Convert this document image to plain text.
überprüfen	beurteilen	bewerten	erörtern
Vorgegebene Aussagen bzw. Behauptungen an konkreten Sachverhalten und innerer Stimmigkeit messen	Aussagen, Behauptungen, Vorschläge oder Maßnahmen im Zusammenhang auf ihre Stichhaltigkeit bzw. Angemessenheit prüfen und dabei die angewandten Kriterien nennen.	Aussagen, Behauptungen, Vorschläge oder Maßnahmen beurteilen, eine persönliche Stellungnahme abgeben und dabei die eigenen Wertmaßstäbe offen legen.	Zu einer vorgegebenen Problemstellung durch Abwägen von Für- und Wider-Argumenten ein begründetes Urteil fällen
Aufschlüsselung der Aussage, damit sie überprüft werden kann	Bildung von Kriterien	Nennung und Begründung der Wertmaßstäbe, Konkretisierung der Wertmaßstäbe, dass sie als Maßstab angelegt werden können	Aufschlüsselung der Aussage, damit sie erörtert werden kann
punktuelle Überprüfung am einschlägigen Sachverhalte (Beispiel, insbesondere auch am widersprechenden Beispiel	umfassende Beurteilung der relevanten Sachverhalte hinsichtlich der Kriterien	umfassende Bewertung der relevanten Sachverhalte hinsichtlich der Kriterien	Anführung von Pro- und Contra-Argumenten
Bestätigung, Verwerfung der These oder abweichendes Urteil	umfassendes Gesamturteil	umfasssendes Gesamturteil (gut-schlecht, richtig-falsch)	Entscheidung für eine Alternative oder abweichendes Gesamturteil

◇ ◇ ◇ ◇ ◇

*What the task asks*. Your task is to extract all of the records exactly.

*Written answer*.
Convert this document image to plain text.
überprüfen	beurteilen	bewerten	erörtern
Vorgegebene Aussagen bzw. Behauptungen an konkreten Sachverhalten und innerer Stimmigkeit messen	Aussagen, Behauptungen, Vorschläge oder Maßnahmen im Zusammenhang auf ihre Stichhaltigkeit bzw. Angemessenheit prüfen und dabei die angewandten Kriterien nennen.	Aussagen, Behauptungen, Vorschläge oder Maßnahmen beurteilen, eine persönliche Stellungnahme abgeben und dabei die eigenen Wertmaßstäbe offen legen.	Zu einer vorgegebenen Problemstellung durch Abwägen von Für- und Wider-Argumenten ein begründetes Urteil fällen
Aufschlüsselung der Aussage, damit sie überprüft werden kann	Bildung von Kriterien	Nennung und Begründung der Wertmaßstäbe, Konkretisierung der Wertmaßstäbe, dass sie als Maßstab angelegt werden können	Aufschlüsselung der Aussage, damit sie erörtert werden kann
punktuelle Überprüfung am einschlägigen Sachverhalte (Beispiel, insbesondere auch am widersprechenden Beispiel	umfassende Beurteilung der relevanten Sachverhalte hinsichtlich der Kriterien	umfassende Bewertung der relevanten Sachverhalte hinsichtlich der Kriterien	Anführung von Pro- und Contra-Argumenten
Bestätigung, Verwerfung der These oder abweichendes Urteil	umfassendes Gesamturteil	umfasssendes Gesamturteil (gut-schlecht, richtig-falsch)	Entscheidung für eine Alternative oder abweichendes Gesamturteil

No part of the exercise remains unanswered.